_Exercise description:_ Which lines have the string "drag"? Copy all of them from the entries below.
━━━
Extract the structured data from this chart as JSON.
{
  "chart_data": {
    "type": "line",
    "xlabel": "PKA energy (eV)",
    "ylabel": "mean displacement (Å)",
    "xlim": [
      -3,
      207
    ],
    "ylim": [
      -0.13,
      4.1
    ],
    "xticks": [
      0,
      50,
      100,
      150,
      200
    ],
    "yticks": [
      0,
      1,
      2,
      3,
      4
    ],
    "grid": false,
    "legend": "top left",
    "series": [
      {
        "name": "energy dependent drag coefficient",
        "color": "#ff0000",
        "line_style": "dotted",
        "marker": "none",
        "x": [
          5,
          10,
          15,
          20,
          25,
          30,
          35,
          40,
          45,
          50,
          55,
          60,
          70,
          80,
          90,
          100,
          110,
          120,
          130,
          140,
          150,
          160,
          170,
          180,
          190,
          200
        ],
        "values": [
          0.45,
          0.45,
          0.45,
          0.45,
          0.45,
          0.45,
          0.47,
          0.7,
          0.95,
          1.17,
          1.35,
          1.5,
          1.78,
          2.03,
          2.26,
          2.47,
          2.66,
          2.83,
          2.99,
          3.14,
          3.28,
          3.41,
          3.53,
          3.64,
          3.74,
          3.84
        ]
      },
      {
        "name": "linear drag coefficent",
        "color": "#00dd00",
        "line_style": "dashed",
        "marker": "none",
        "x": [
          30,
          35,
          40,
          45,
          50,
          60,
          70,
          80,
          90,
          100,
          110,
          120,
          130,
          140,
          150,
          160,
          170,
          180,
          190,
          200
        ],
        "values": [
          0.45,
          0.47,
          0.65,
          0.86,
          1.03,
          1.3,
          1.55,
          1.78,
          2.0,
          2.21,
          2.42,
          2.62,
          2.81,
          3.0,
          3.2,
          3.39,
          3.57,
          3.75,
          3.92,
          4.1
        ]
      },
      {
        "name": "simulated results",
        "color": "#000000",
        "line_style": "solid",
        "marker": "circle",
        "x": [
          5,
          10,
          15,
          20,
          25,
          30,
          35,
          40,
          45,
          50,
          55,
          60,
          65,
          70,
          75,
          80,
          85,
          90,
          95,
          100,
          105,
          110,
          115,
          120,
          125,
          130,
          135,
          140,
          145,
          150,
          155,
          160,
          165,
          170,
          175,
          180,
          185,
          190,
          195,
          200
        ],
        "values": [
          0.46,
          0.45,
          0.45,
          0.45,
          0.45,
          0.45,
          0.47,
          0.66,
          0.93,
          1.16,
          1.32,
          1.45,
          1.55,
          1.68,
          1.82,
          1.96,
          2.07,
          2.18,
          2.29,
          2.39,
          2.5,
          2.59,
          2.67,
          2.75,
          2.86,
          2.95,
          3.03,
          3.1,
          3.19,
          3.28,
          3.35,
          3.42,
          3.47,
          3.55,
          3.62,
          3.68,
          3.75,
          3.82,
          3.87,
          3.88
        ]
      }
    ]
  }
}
━━━
_Output of the exercise:_
        "name": "energy dependent drag coefficient",
        "name": "linear drag coefficent",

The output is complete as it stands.